**引用文本**
4.1 在process_request中设置代理IP
使用process_request拦截请求,并修改每次发起的请求,
说白了,就是我要把scrapy发送的每个请求都先拦截,然后去修改这个请求的请求信息
那么,我们就可以把每个请求加上不同的代理IP,再让请求发送。
class ErshoucheDownloaderMiddleware:
...
def get_proxy(self):
'''获取代理IP'''
prox_url = '代理池地址'
porxy_ip = requests.get(prox_url).text
print(porxy_ip)
return porxy_ip
def process_request(self, request, spider):
# 生成代理IP的地址
if request.url.split(':')[0] == 'https':
proxy_url = "https://" + self.get_proxy()
else:
proxy_url = "http://" + self.get_proxy()
# 设置代理IP
request.meta['proxy'] = proxy_url
return None
接下来,我们还需要开启下载中间件;
3.2 在settings文件中开启中间件
开启完毕,保存。运行一下,如果代理IP有效,这就解决了前面被封的问题。
3.3 在process_exception函数更改request的IP
当发起的request发生异常时,下载中间件则会把该request转交给process_exception函数进行处理。
有了前面的代理IP,一般不会遇到被封的情况了。
如果万一被封,我们可以在process_exception函数中再次更换IP地址,再发送一次请求。
那么我们再修改下载中间件中的process_exception函数,使它实现当遭遇302响应时,为request设置代理IP,
是不是很熟悉???
函数里除了返回值,其余都和process_request一样,因为当异常处理掉之后,需要重新发送一个请求。
class ErshoucheDownloaderMiddleware:
....
def process_exception(self, request, exception, spider):
if request.url.split(':')[0] == 'https':
request.meta['proxy'] = 'https://' + self.get_proxy()
else:
request.meta['proxy'] = 'http://' + self.get_proxy()
return request
- 中间件常用场景
下载中间件:
修改请求头
管理cookies
丢弃非200状态码响应
修改响应
蜘蛛中间件:
丢弃非指定域名请求
做内容翻译
丢弃非200状态码响应
设置encoding

**任务说明 A**
请照原样打印下面条目中的若干行,从包含“list-item: • ErgoFinger-imukärkiin”的那一行起,到包含“registration-heading: Ilmoittautuminen bbox=[58, 616, 163, 631]”的那一行止,首尾两行都算在内。

**元素及坐标条目**
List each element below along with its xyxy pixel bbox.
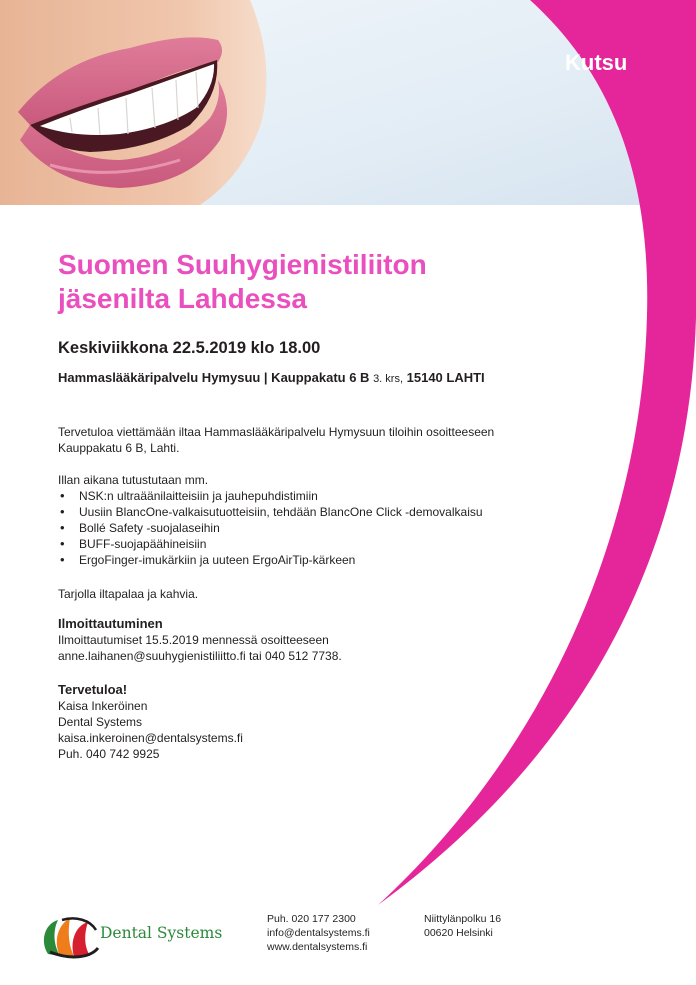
list-item: • ErgoFinger-imukärkiin ja uuteen ErgoAirTip-kärkeen bbox=[58, 552, 483, 568]
footer-street: Niittylänpolku 16 bbox=[424, 913, 502, 925]
topics-list bbox=[58, 488, 483, 568]
footer-city: 00620 Helsinki bbox=[424, 927, 493, 939]
contact-email: kaisa.inkeroinen@dentalsystems.fi bbox=[58, 731, 243, 745]
footer-phone: Puh. 020 177 2300 bbox=[267, 913, 356, 925]
registration-heading: Ilmoittautuminen bbox=[58, 616, 163, 631]
list-item: • Uusiin BlancOne-valkaisutuotteisiin, tehdään BlancOne Click -demovalkaisu bbox=[58, 504, 483, 520]
list-item: • Bollé Safety -suojalaseihin bbox=[58, 520, 483, 536]
page-title bbox=[58, 248, 498, 316]
registration-line-1: Ilmoittautumiset 15.5.2019 mennessä osoitteeseen bbox=[58, 633, 329, 647]
intro-paragraph bbox=[58, 424, 538, 456]
contact-name: Kaisa Inkeröinen bbox=[58, 699, 148, 713]
intro-line-2: Kauppakatu 6 B, Lahti. bbox=[58, 441, 180, 455]
event-date: Keskiviikkona 22.5.2019 klo 18.00 bbox=[58, 339, 321, 357]
footer-contact bbox=[267, 912, 370, 954]
list-item: • NSK:n ultraäänilaitteisiin ja jauhepuhdistimiin bbox=[58, 488, 483, 504]
footer-website[interactable]: www.dentalsystems.fi bbox=[267, 941, 368, 953]
registration-text bbox=[58, 632, 342, 664]
refreshments-note: Tarjolla iltapalaa ja kahvia. bbox=[58, 587, 199, 601]
venue-floor: 3. krs, bbox=[373, 373, 404, 385]
welcome-heading: Tervetuloa! bbox=[58, 682, 128, 697]
contact-phone: Puh. 040 742 9925 bbox=[58, 747, 160, 761]
topics-intro: Illan aikana tutustutaan mm. bbox=[58, 473, 209, 487]
contact-person bbox=[58, 698, 243, 762]
registration-line-2: anne.laihanen@suuhygienistiliitto.fi tai 040 512 7738. bbox=[58, 649, 342, 663]
title-line-1: Suomen Suuhygienistiliiton bbox=[58, 249, 427, 280]
logo-wordmark: Dental Systems bbox=[100, 924, 223, 942]
venue-name: Hammaslääkäripalvelu Hymysuu | Kauppakatu 6 B bbox=[58, 370, 370, 385]
venue-postal: 15140 LAHTI bbox=[406, 370, 485, 385]
list-item: • BUFF-suojapäähineisiin bbox=[58, 536, 483, 552]
title-line-2: jäsenilta Lahdessa bbox=[58, 283, 308, 314]
contact-company: Dental Systems bbox=[58, 715, 143, 729]
intro-line-1: Tervetuloa viettämään iltaa Hammaslääkäripalvelu Hymysuun tiloihin osoitteeseen bbox=[58, 425, 495, 439]
footer-email[interactable]: info@dentalsystems.fi bbox=[267, 927, 370, 939]
invitation-badge: Kutsu bbox=[565, 50, 628, 75]
event-venue bbox=[58, 370, 485, 385]
footer-address bbox=[424, 912, 501, 940]
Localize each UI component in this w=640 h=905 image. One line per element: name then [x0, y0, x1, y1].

**任务说明 B**
把上方引用文本中从包含“3.3 在process_exception函数更改request的IP”的词句开始、到包含“request.meta['proxy'] = 'https://' + self.get_proxy()”的词句结束的这一段原样输出。

**输出结果 A**
list-item: • ErgoFinger-imukärkiin ja uuteen ErgoAirTip-kärkeen bbox=[58, 552, 483, 568]
footer-street: Niittylänpolku 16 bbox=[424, 913, 502, 925]
topics-list bbox=[58, 488, 483, 568]
footer-city: 00620 Helsinki bbox=[424, 927, 493, 939]
contact-email: kaisa.inkeroinen@dentalsystems.fi bbox=[58, 731, 243, 745]
footer-phone: Puh. 020 177 2300 bbox=[267, 913, 356, 925]
registration-heading: Ilmoittautuminen bbox=[58, 616, 163, 631]

**输出结果 B**
3.3 在process_exception函数更改request的IP
当发起的request发生异常时,下载中间件则会把该request转交给process_exception函数进行处理。
有了前面的代理IP,一般不会遇到被封的情况了。
如果万一被封,我们可以在process_exception函数中再次更换IP地址,再发送一次请求。
那么我们再修改下载中间件中的process_exception函数,使它实现当遭遇302响应时,为request设置代理IP,
是不是很熟悉???
函数里除了返回值,其余都和process_request一样,因为当异常处理掉之后,需要重新发送一个请求。
class ErshoucheDownloaderMiddleware:
....
def process_exception(self, request, exception, spider):
if request.url.split(':')[0] == 'https':
request.meta['proxy'] = 'https://' + self.get_proxy()